# WHAT THE TASK REQUIRES
Lines containing the word "ylabel" are to be located and copied.

# DATA SHOWN
───

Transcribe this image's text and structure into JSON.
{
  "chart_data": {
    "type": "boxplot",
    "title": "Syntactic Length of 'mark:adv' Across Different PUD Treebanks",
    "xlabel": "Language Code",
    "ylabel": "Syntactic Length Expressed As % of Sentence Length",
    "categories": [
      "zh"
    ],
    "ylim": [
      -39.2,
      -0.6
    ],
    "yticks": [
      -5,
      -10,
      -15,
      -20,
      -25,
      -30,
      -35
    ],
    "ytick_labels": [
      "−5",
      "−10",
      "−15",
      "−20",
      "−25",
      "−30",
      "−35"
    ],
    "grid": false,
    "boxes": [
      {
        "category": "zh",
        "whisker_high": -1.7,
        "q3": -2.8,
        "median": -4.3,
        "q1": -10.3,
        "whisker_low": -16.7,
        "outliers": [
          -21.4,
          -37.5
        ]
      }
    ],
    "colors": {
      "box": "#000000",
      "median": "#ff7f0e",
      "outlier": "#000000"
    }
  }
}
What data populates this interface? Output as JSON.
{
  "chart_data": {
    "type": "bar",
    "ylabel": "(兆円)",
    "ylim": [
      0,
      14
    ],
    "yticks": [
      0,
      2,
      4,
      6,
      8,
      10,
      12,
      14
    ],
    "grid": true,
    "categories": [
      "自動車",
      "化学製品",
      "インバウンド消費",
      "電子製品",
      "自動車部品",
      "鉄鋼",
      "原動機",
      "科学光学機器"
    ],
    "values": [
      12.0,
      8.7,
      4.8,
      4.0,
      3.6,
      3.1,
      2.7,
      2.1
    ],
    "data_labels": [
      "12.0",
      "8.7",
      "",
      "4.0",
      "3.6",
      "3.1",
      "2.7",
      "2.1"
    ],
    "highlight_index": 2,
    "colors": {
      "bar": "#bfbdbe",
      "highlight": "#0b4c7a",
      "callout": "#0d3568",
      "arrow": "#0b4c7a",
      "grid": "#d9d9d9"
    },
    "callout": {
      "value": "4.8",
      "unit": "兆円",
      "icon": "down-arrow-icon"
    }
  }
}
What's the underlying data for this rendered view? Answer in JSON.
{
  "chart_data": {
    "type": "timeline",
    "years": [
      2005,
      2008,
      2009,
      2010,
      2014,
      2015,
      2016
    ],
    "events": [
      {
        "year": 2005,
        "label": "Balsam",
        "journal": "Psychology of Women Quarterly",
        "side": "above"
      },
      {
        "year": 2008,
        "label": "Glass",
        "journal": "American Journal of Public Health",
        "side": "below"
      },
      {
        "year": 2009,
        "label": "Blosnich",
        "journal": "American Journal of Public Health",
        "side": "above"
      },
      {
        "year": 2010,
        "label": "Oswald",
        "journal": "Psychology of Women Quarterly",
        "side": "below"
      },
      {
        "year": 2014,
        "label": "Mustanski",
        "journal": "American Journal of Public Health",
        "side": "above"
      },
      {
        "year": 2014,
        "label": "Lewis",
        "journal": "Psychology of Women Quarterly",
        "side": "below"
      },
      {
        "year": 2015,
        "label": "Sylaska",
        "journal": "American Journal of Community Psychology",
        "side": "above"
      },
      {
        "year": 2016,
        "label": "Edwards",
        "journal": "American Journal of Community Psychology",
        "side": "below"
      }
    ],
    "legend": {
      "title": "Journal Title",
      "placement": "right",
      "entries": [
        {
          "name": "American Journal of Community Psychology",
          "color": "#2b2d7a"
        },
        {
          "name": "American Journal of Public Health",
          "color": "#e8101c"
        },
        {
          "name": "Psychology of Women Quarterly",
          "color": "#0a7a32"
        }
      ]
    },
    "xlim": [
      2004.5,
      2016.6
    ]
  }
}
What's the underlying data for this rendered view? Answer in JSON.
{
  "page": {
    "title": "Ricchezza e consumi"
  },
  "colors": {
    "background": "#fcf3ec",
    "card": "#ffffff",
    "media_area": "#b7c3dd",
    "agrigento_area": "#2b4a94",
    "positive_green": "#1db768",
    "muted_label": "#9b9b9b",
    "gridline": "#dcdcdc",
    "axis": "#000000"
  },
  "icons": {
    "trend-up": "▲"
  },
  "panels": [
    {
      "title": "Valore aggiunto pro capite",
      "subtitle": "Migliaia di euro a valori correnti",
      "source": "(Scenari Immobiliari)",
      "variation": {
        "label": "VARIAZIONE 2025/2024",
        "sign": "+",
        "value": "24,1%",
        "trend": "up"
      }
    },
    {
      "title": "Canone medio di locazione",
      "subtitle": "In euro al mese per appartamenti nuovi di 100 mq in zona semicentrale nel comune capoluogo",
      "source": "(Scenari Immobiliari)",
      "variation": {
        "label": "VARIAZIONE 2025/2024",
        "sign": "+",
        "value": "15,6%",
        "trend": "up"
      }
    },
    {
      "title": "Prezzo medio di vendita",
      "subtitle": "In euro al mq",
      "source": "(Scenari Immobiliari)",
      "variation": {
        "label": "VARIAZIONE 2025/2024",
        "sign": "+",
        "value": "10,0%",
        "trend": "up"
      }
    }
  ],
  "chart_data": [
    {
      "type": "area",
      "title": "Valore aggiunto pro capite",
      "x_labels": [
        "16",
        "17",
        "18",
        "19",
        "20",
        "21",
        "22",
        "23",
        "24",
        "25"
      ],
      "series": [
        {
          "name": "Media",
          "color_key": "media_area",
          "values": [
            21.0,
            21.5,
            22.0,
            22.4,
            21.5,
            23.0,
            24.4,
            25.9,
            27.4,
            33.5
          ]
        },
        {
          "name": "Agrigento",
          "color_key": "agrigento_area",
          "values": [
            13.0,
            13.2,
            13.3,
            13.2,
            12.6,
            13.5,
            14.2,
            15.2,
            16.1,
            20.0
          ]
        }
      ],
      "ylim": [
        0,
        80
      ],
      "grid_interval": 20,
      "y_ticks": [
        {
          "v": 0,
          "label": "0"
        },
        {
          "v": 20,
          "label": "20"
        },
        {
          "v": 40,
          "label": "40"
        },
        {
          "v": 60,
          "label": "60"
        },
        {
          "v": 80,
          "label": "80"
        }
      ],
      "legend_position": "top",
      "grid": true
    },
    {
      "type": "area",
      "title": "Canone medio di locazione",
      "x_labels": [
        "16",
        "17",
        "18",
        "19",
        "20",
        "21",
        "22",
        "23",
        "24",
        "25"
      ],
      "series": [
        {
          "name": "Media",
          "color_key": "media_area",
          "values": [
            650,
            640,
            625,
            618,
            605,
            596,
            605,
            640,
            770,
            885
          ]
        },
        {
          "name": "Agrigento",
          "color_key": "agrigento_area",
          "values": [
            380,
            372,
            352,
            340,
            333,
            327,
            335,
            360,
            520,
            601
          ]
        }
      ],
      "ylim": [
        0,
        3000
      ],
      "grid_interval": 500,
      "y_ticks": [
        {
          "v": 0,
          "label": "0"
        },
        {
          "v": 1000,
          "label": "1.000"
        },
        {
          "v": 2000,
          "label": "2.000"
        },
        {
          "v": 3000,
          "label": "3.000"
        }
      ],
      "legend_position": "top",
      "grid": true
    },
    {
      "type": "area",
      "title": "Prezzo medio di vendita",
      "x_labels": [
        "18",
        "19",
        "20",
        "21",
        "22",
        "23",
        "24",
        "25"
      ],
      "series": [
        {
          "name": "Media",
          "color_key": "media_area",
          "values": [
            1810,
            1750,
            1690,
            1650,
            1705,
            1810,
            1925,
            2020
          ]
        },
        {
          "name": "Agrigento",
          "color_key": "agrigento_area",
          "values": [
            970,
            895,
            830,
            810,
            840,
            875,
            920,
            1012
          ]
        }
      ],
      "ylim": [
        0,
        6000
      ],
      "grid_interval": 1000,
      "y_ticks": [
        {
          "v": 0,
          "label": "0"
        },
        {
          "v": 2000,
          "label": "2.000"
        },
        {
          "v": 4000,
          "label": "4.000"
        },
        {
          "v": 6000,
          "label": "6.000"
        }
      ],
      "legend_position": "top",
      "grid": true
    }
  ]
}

───

# RESPONSE TO THE EXERCISE
    "ylabel": "Syntactic Length Expressed As % of Sentence Length",
    "ylabel": "(兆円)",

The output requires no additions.